Your goal
Show every line of the data that includes the word "JSON".

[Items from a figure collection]
━━━━━━━━━━
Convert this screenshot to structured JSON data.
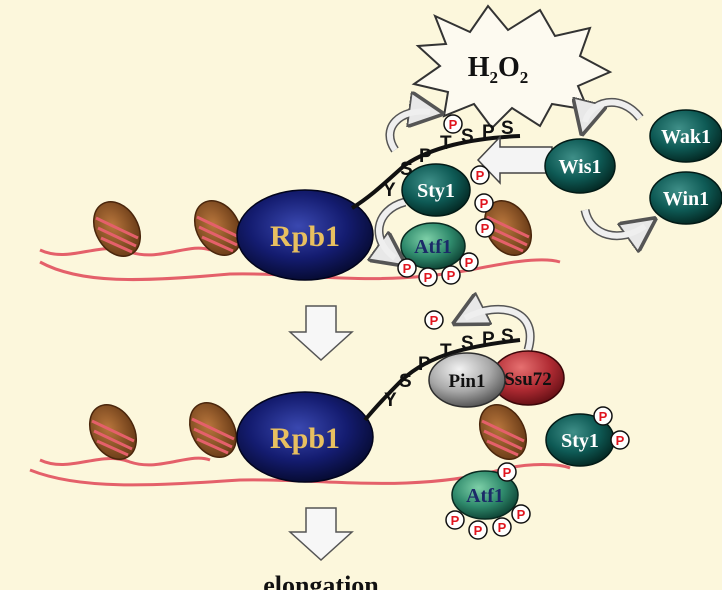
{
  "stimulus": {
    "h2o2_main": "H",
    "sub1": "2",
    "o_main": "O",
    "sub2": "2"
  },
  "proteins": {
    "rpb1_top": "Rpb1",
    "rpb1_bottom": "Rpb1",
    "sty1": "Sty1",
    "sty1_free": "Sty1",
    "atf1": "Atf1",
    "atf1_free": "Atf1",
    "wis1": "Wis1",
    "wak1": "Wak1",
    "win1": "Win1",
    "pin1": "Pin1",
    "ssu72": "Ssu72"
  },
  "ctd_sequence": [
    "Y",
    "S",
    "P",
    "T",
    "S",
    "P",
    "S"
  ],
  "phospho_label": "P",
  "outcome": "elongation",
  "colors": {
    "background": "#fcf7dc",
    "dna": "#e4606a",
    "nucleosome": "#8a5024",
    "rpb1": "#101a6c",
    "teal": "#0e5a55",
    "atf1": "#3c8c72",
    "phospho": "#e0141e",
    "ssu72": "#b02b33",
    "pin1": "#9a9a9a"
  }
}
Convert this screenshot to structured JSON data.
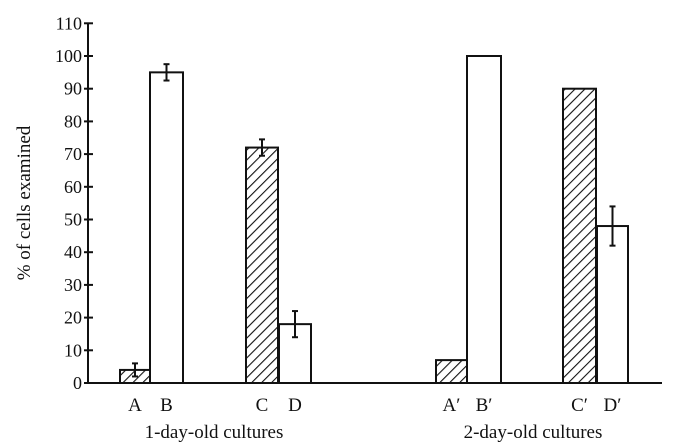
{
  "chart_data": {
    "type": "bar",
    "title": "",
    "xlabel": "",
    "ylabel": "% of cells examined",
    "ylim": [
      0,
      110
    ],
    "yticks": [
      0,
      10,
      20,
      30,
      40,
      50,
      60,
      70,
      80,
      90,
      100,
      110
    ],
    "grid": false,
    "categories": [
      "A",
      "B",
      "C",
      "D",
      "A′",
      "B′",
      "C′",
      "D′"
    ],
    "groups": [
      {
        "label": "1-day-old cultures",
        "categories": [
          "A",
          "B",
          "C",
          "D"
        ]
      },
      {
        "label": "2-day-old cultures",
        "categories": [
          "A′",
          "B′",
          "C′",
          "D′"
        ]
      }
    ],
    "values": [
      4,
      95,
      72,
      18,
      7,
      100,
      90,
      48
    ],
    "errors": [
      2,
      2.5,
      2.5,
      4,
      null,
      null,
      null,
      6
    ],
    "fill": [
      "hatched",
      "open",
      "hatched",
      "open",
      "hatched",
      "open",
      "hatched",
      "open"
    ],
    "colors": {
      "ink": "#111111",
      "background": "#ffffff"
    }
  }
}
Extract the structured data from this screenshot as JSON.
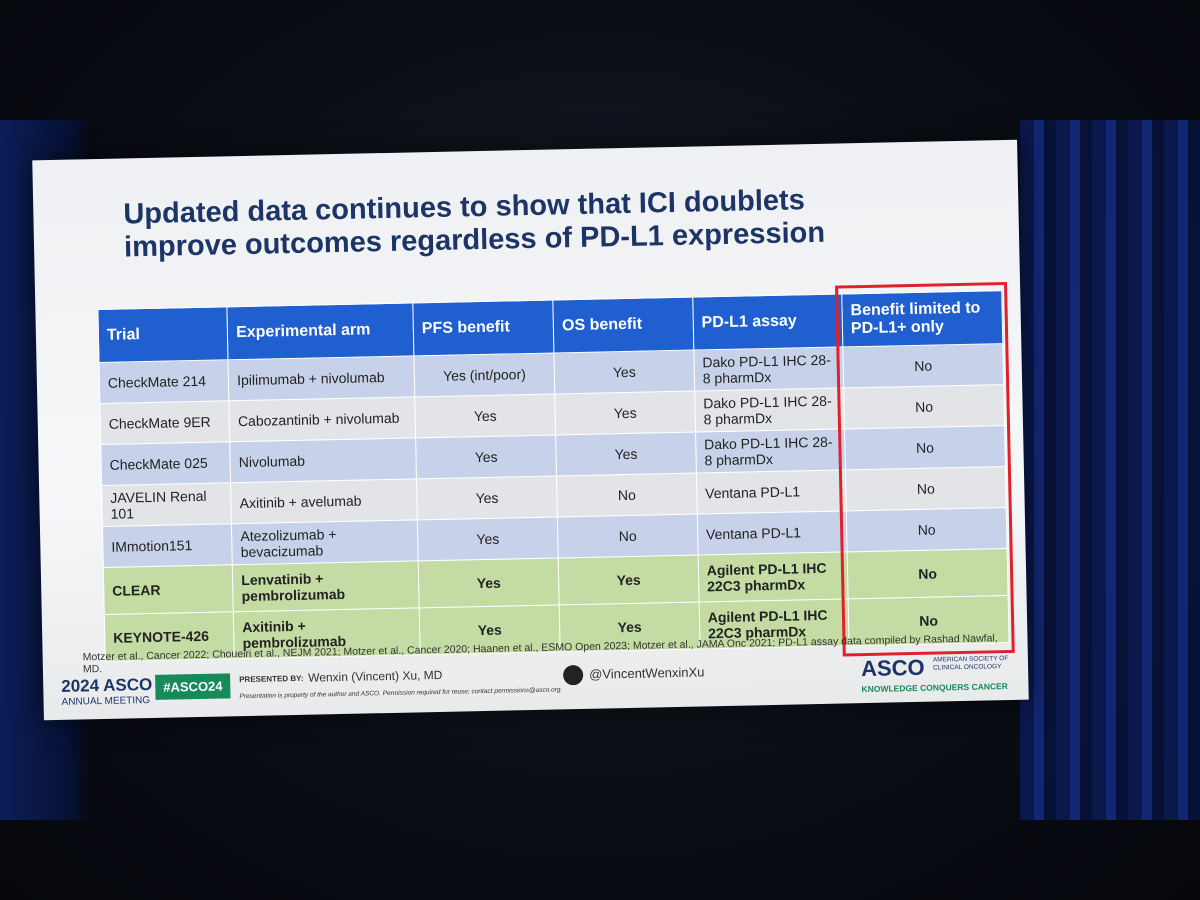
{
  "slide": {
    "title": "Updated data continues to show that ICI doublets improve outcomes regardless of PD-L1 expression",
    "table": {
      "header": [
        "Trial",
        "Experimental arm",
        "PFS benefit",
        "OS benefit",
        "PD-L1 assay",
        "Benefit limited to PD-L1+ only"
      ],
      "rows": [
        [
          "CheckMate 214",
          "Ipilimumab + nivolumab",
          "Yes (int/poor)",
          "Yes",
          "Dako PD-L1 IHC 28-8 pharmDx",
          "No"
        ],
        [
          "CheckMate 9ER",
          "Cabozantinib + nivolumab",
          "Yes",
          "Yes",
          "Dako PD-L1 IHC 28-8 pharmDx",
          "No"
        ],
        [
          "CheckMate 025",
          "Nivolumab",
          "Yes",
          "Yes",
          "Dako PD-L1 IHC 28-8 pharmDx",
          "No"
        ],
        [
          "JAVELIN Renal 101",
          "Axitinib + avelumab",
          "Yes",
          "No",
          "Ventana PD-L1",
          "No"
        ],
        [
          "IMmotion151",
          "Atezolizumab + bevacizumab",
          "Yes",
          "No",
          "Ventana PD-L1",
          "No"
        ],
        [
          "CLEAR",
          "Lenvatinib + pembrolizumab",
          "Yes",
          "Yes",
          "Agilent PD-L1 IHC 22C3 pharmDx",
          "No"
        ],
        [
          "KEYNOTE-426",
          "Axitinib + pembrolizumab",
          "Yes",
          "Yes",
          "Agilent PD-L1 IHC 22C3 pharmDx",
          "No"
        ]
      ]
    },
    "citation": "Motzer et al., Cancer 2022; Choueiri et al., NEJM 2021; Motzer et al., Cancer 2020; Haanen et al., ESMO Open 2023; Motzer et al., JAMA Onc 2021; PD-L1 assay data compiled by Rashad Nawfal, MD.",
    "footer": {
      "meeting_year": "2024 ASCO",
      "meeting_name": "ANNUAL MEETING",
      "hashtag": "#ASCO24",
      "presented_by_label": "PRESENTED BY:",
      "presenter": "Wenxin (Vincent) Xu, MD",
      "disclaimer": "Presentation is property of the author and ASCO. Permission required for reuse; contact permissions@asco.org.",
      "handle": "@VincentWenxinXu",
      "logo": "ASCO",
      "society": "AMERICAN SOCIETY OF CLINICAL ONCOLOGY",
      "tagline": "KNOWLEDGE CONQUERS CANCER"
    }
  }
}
━━━━━━━━━━
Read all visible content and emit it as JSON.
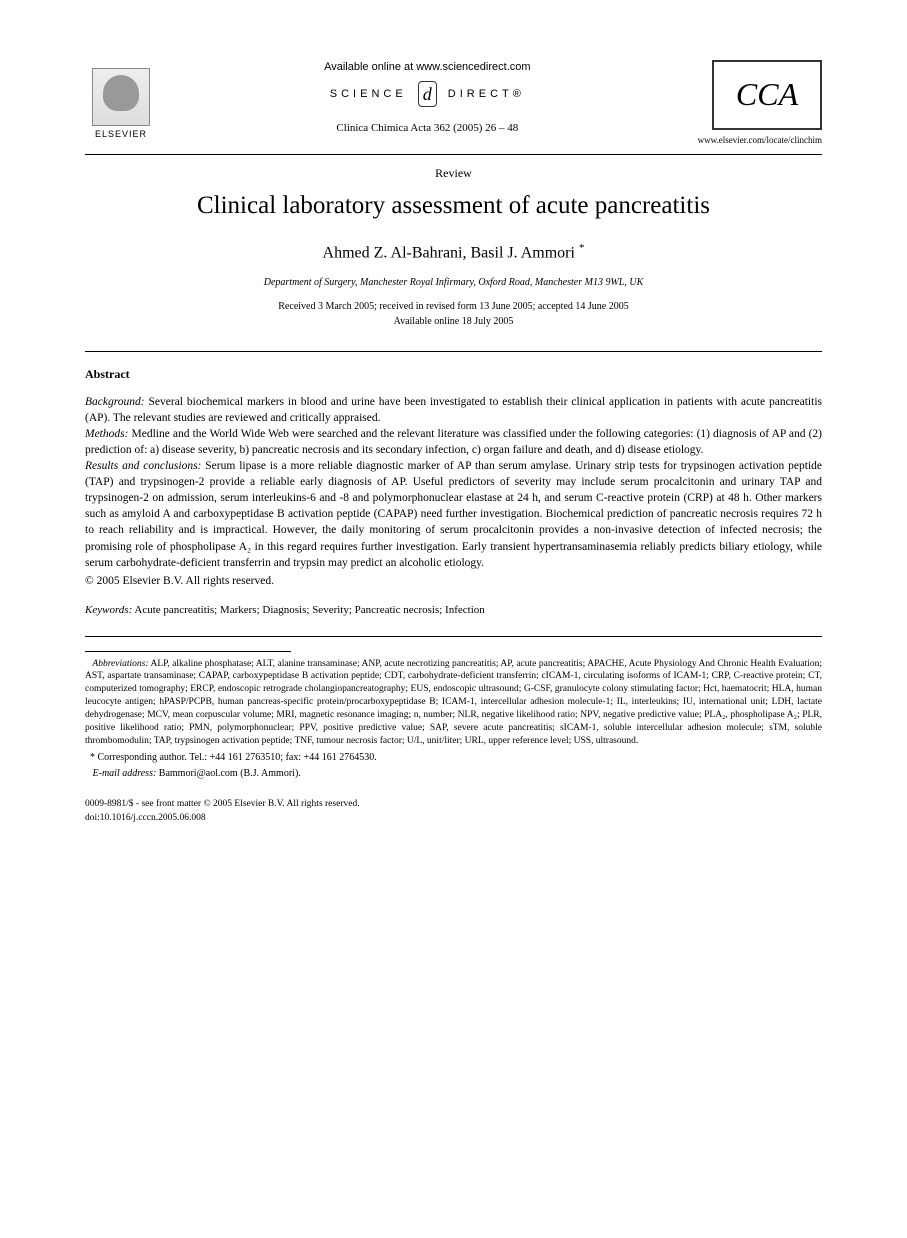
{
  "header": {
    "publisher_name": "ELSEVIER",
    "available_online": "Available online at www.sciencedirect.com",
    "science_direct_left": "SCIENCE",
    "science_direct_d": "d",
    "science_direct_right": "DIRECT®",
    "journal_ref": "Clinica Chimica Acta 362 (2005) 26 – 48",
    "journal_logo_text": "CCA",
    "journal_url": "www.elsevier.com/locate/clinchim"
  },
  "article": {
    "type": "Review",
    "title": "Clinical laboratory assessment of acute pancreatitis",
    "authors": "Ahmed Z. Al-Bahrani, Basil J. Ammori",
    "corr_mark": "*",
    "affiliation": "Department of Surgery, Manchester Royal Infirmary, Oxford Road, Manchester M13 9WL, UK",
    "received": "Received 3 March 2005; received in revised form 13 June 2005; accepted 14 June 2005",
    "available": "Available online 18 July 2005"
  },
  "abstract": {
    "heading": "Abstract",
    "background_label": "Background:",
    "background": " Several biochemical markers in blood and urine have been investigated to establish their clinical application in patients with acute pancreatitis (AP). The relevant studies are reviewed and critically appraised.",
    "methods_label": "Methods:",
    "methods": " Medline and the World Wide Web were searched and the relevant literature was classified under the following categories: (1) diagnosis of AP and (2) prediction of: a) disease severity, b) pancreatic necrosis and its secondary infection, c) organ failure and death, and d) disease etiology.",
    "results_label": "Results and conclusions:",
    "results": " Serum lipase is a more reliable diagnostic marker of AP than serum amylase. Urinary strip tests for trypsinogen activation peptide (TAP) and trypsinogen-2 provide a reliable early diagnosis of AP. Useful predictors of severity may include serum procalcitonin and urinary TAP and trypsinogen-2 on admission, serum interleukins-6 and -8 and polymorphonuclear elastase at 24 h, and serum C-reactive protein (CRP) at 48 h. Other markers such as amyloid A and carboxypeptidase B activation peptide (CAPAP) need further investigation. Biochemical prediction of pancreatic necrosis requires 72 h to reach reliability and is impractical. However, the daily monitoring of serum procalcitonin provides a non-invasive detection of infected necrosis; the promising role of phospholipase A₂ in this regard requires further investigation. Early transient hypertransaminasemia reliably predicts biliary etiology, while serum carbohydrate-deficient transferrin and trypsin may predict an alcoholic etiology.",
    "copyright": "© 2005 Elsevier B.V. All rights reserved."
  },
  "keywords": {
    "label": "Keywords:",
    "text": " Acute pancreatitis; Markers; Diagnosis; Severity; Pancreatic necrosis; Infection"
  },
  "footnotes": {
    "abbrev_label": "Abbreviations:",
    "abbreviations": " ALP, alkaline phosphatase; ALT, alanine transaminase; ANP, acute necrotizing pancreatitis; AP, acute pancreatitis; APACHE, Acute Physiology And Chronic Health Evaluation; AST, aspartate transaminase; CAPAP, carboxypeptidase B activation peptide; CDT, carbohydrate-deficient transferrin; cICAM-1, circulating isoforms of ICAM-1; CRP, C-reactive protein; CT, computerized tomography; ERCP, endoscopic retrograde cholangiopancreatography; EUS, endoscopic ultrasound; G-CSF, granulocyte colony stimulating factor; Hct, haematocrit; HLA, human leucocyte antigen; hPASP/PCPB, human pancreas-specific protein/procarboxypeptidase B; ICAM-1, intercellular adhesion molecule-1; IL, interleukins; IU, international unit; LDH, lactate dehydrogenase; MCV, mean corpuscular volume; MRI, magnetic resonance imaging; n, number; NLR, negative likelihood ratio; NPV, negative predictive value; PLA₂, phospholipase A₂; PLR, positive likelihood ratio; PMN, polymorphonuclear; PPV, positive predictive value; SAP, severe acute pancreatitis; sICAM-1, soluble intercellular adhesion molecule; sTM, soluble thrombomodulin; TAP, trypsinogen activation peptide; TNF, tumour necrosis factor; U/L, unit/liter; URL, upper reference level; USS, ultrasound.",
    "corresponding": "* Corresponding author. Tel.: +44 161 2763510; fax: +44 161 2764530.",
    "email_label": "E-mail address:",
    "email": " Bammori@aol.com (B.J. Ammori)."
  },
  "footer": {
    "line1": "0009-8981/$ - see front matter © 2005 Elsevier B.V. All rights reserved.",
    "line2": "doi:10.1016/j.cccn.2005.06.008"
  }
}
━━━━━━━━━━
Solution for this problem
Convert this screenshot to structured JSON data.
Convert this screenshot to structured JSON data.
Extract the structured data from this screenshot as JSON.
Read all visible content and emit it as JSON.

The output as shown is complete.